— begin Dataset entries —

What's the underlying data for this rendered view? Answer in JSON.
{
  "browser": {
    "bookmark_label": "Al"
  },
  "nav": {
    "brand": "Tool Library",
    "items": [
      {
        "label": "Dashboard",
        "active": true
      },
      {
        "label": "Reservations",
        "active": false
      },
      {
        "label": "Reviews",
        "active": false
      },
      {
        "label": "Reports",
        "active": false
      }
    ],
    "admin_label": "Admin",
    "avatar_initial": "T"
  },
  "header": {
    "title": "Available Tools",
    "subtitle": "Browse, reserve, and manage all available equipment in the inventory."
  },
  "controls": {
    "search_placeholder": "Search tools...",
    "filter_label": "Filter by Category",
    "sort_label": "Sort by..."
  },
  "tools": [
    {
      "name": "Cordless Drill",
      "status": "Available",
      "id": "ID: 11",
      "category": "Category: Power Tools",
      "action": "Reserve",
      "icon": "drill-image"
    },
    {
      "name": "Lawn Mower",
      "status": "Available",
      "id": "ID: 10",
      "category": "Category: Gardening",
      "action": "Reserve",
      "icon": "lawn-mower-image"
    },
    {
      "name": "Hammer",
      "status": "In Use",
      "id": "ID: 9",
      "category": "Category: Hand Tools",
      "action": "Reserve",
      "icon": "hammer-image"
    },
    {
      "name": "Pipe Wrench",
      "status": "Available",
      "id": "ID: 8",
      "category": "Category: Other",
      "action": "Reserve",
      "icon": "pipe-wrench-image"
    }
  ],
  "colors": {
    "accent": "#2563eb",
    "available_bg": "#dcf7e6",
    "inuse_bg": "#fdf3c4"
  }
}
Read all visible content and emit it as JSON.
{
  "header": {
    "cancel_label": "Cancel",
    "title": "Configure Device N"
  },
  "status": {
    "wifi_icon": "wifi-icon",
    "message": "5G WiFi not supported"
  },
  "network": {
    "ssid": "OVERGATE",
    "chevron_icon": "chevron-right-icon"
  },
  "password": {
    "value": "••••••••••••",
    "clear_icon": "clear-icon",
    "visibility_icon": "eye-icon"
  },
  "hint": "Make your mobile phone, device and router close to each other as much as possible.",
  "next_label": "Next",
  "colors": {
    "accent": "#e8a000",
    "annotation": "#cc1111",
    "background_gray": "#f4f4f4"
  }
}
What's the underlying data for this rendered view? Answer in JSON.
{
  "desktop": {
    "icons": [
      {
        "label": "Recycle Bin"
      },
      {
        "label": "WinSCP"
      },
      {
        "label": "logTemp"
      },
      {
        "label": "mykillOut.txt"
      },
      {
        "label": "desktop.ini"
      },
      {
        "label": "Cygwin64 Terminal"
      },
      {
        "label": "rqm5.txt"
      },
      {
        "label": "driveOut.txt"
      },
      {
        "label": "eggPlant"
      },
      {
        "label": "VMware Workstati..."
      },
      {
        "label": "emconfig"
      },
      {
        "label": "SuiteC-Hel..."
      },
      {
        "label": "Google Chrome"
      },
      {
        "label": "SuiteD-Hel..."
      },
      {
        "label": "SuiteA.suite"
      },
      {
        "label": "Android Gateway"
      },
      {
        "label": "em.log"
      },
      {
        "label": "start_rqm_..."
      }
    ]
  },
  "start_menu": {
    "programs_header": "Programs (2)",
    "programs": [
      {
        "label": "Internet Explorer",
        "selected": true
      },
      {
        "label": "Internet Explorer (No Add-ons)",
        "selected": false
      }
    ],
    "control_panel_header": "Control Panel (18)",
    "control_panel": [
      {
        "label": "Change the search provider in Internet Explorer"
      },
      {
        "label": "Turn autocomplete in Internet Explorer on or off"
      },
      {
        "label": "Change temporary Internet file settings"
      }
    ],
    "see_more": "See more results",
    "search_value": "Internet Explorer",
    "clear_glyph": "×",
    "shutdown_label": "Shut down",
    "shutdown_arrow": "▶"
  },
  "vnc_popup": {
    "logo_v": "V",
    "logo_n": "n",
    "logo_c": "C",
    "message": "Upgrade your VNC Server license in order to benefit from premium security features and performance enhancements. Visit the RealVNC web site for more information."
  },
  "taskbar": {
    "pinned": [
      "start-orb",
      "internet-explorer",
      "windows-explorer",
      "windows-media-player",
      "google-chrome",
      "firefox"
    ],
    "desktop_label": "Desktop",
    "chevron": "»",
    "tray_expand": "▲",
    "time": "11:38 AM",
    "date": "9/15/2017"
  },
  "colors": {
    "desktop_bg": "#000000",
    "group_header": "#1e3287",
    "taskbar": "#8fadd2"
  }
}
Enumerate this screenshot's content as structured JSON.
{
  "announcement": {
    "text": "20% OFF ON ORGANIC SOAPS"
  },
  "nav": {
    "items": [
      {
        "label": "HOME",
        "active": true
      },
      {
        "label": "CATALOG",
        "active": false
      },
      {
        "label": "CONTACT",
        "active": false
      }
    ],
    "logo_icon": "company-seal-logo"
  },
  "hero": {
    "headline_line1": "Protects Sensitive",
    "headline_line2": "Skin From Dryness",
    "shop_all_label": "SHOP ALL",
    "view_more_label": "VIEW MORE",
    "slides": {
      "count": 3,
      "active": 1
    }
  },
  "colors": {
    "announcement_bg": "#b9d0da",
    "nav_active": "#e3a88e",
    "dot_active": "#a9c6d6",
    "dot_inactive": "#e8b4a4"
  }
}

— end Dataset entries —

— Problem description —
Every record shown above must be echoed exactly.

— Answer for this exercise —
What's the underlying data for this rendered view? Answer in JSON.
{
  "browser": {
    "bookmark_label": "Al"
  },
  "nav": {
    "brand": "Tool Library",
    "items": [
      {
        "label": "Dashboard",
        "active": true
      },
      {
        "label": "Reservations",
        "active": false
      },
      {
        "label": "Reviews",
        "active": false
      },
      {
        "label": "Reports",
        "active": false
      }
    ],
    "admin_label": "Admin",
    "avatar_initial": "T"
  },
  "header": {
    "title": "Available Tools",
    "subtitle": "Browse, reserve, and manage all available equipment in the inventory."
  },
  "controls": {
    "search_placeholder": "Search tools...",
    "filter_label": "Filter by Category",
    "sort_label": "Sort by..."
  },
  "tools": [
    {
      "name": "Cordless Drill",
      "status": "Available",
      "id": "ID: 11",
      "category": "Category: Power Tools",
      "action": "Reserve",
      "icon": "drill-image"
    },
    {
      "name": "Lawn Mower",
      "status": "Available",
      "id": "ID: 10",
      "category": "Category: Gardening",
      "action": "Reserve",
      "icon": "lawn-mower-image"
    },
    {
      "name": "Hammer",
      "status": "In Use",
      "id": "ID: 9",
      "category": "Category: Hand Tools",
      "action": "Reserve",
      "icon": "hammer-image"
    },
    {
      "name": "Pipe Wrench",
      "status": "Available",
      "id": "ID: 8",
      "category": "Category: Other",
      "action": "Reserve",
      "icon": "pipe-wrench-image"
    }
  ],
  "colors": {
    "accent": "#2563eb",
    "available_bg": "#dcf7e6",
    "inuse_bg": "#fdf3c4"
  }
}
Read all visible content and emit it as JSON.
{
  "header": {
    "cancel_label": "Cancel",
    "title": "Configure Device N"
  },
  "status": {
    "wifi_icon": "wifi-icon",
    "message": "5G WiFi not supported"
  },
  "network": {
    "ssid": "OVERGATE",
    "chevron_icon": "chevron-right-icon"
  },
  "password": {
    "value": "••••••••••••",
    "clear_icon": "clear-icon",
    "visibility_icon": "eye-icon"
  },
  "hint": "Make your mobile phone, device and router close to each other as much as possible.",
  "next_label": "Next",
  "colors": {
    "accent": "#e8a000",
    "annotation": "#cc1111",
    "background_gray": "#f4f4f4"
  }
}
What's the underlying data for this rendered view? Answer in JSON.
{
  "desktop": {
    "icons": [
      {
        "label": "Recycle Bin"
      },
      {
        "label": "WinSCP"
      },
      {
        "label": "logTemp"
      },
      {
        "label": "mykillOut.txt"
      },
      {
        "label": "desktop.ini"
      },
      {
        "label": "Cygwin64 Terminal"
      },
      {
        "label": "rqm5.txt"
      },
      {
        "label": "driveOut.txt"
      },
      {
        "label": "eggPlant"
      },
      {
        "label": "VMware Workstati..."
      },
      {
        "label": "emconfig"
      },
      {
        "label": "SuiteC-Hel..."
      },
      {
        "label": "Google Chrome"
      },
      {
        "label": "SuiteD-Hel..."
      },
      {
        "label": "SuiteA.suite"
      },
      {
        "label": "Android Gateway"
      },
      {
        "label": "em.log"
      },
      {
        "label": "start_rqm_..."
      }
    ]
  },
  "start_menu": {
    "programs_header": "Programs (2)",
    "programs": [
      {
        "label": "Internet Explorer",
        "selected": true
      },
      {
        "label": "Internet Explorer (No Add-ons)",
        "selected": false
      }
    ],
    "control_panel_header": "Control Panel (18)",
    "control_panel": [
      {
        "label": "Change the search provider in Internet Explorer"
      },
      {
        "label": "Turn autocomplete in Internet Explorer on or off"
      },
      {
        "label": "Change temporary Internet file settings"
      }
    ],
    "see_more": "See more results",
    "search_value": "Internet Explorer",
    "clear_glyph": "×",
    "shutdown_label": "Shut down",
    "shutdown_arrow": "▶"
  },
  "vnc_popup": {
    "logo_v": "V",
    "logo_n": "n",
    "logo_c": "C",
    "message": "Upgrade your VNC Server license in order to benefit from premium security features and performance enhancements. Visit the RealVNC web site for more information."
  },
  "taskbar": {
    "pinned": [
      "start-orb",
      "internet-explorer",
      "windows-explorer",
      "windows-media-player",
      "google-chrome",
      "firefox"
    ],
    "desktop_label": "Desktop",
    "chevron": "»",
    "tray_expand": "▲",
    "time": "11:38 AM",
    "date": "9/15/2017"
  },
  "colors": {
    "desktop_bg": "#000000",
    "group_header": "#1e3287",
    "taskbar": "#8fadd2"
  }
}
Enumerate this screenshot's content as structured JSON.
{
  "announcement": {
    "text": "20% OFF ON ORGANIC SOAPS"
  },
  "nav": {
    "items": [
      {
        "label": "HOME",
        "active": true
      },
      {
        "label": "CATALOG",
        "active": false
      },
      {
        "label": "CONTACT",
        "active": false
      }
    ],
    "logo_icon": "company-seal-logo"
  },
  "hero": {
    "headline_line1": "Protects Sensitive",
    "headline_line2": "Skin From Dryness",
    "shop_all_label": "SHOP ALL",
    "view_more_label": "VIEW MORE",
    "slides": {
      "count": 3,
      "active": 1
    }
  },
  "colors": {
    "announcement_bg": "#b9d0da",
    "nav_active": "#e3a88e",
    "dot_active": "#a9c6d6",
    "dot_inactive": "#e8b4a4"
  }
}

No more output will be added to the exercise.